BEGIN

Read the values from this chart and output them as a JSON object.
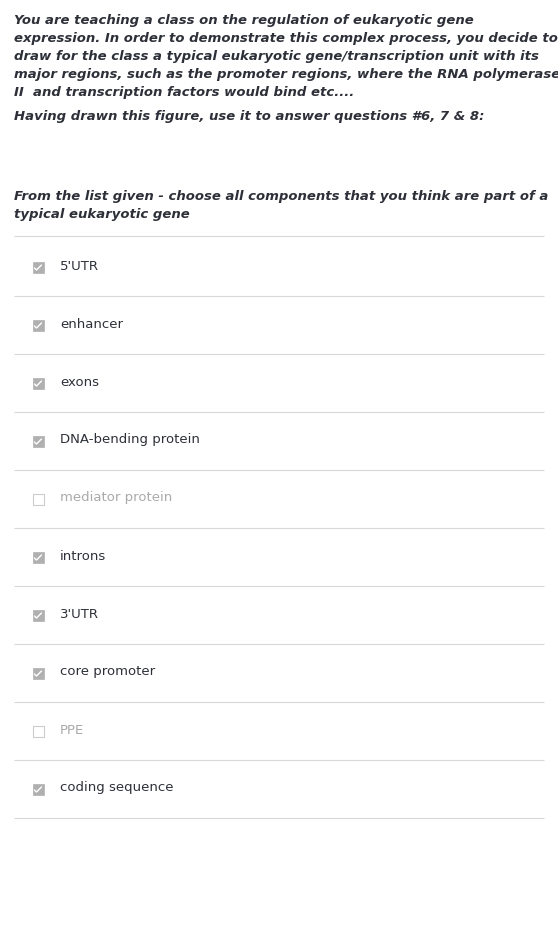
{
  "background_color": "#ffffff",
  "intro_lines": [
    "You are teaching a class on the regulation of eukaryotic gene",
    "expression. In order to demonstrate this complex process, you decide to",
    "draw for the class a typical eukaryotic gene/transcription unit with its",
    "major regions, such as the promoter regions, where the RNA polymerase",
    "II  and transcription factors would bind etc...."
  ],
  "subheading": "Having drawn this figure, use it to answer questions #6, 7 & 8:",
  "question_lines": [
    "From the list given - choose all components that you think are part of a",
    "typical eukaryotic gene"
  ],
  "options": [
    {
      "label": "5'UTR",
      "checked": true
    },
    {
      "label": "enhancer",
      "checked": true
    },
    {
      "label": "exons",
      "checked": true
    },
    {
      "label": "DNA-bending protein",
      "checked": true
    },
    {
      "label": "mediator protein",
      "checked": false
    },
    {
      "label": "introns",
      "checked": true
    },
    {
      "label": "3'UTR",
      "checked": true
    },
    {
      "label": "core promoter",
      "checked": true
    },
    {
      "label": "PPE",
      "checked": false
    },
    {
      "label": "coding sequence",
      "checked": true
    }
  ],
  "intro_fontsize": 9.5,
  "subheading_fontsize": 9.5,
  "question_fontsize": 9.5,
  "option_fontsize": 9.5,
  "text_color": "#2d3038",
  "checked_color": "#b0b0b0",
  "unchecked_border_color": "#cccccc",
  "line_color": "#d8d8d8",
  "checked_label_color": "#2d3038",
  "unchecked_label_color": "#aaaaaa"
}
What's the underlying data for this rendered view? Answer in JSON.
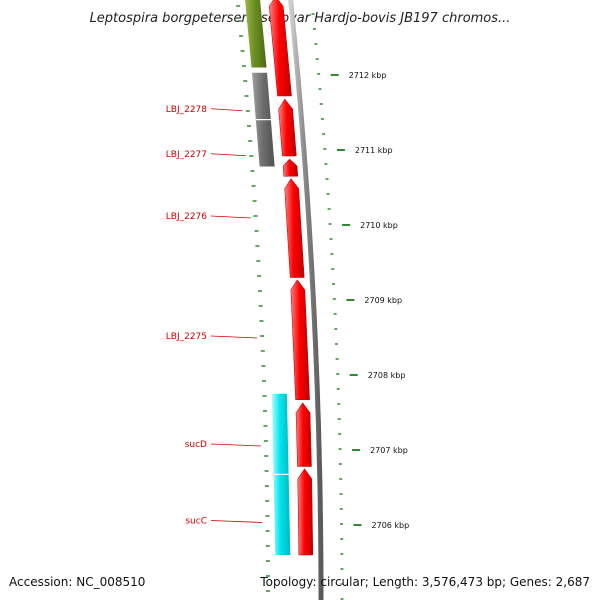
{
  "title": "Leptospira borgpetersenii serovar Hardjo-bovis JB197 chromos...",
  "accession": "Accession: NC_008510",
  "topology": "Topology: circular; Length: 3,576,473 bp; Genes: 2,687",
  "colors": {
    "forward_cds": "#ff0000",
    "reverse_olive": "#6b8e23",
    "reverse_gray": "#707070",
    "reverse_cyan": "#00e5ee",
    "backbone": "#888888",
    "gc_ticks": "#2e8b2e",
    "label": "#cc0000"
  },
  "gene_labels": [
    {
      "name": "LBJ_2278",
      "kbp": 2711.55
    },
    {
      "name": "LBJ_2277",
      "kbp": 2710.95
    },
    {
      "name": "LBJ_2276",
      "kbp": 2710.12
    },
    {
      "name": "LBJ_2275",
      "kbp": 2708.52
    },
    {
      "name": "sucD",
      "kbp": 2707.08
    },
    {
      "name": "sucC",
      "kbp": 2706.06
    }
  ],
  "scale_ticks": [
    {
      "label": "2712 kbp",
      "kbp": 2712
    },
    {
      "label": "2711 kbp",
      "kbp": 2711
    },
    {
      "label": "2710 kbp",
      "kbp": 2710
    },
    {
      "label": "2709 kbp",
      "kbp": 2709
    },
    {
      "label": "2708 kbp",
      "kbp": 2708
    },
    {
      "label": "2707 kbp",
      "kbp": 2707
    },
    {
      "label": "2706 kbp",
      "kbp": 2706
    }
  ],
  "forward_features": [
    {
      "start_kbp": 2711.72,
      "end_kbp": 2713.05
    },
    {
      "start_kbp": 2710.92,
      "end_kbp": 2711.68
    },
    {
      "start_kbp": 2710.65,
      "end_kbp": 2710.88
    },
    {
      "start_kbp": 2709.3,
      "end_kbp": 2710.62
    },
    {
      "start_kbp": 2707.67,
      "end_kbp": 2709.27
    },
    {
      "start_kbp": 2706.78,
      "end_kbp": 2707.63
    },
    {
      "start_kbp": 2705.6,
      "end_kbp": 2706.75
    }
  ],
  "reverse_features": [
    {
      "start_kbp": 2712.1,
      "end_kbp": 2713.05,
      "color": "olive"
    },
    {
      "start_kbp": 2710.78,
      "end_kbp": 2712.03,
      "color": "gray"
    },
    {
      "start_kbp": 2705.6,
      "end_kbp": 2707.75,
      "color": "cyan"
    }
  ]
}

END

REQUIREMENT:
Where the string "this" occurs in the data, return the whole line.

RESPONSE AREA:
Read the values from this chart and output them as a JSON object.
    "expression. In order to demonstrate this complex process, you decide to",
  "subheading": "Having drawn this figure, use it to answer questions #6, 7 & 8:",
What's the underlying data for this rendered view? Answer in JSON.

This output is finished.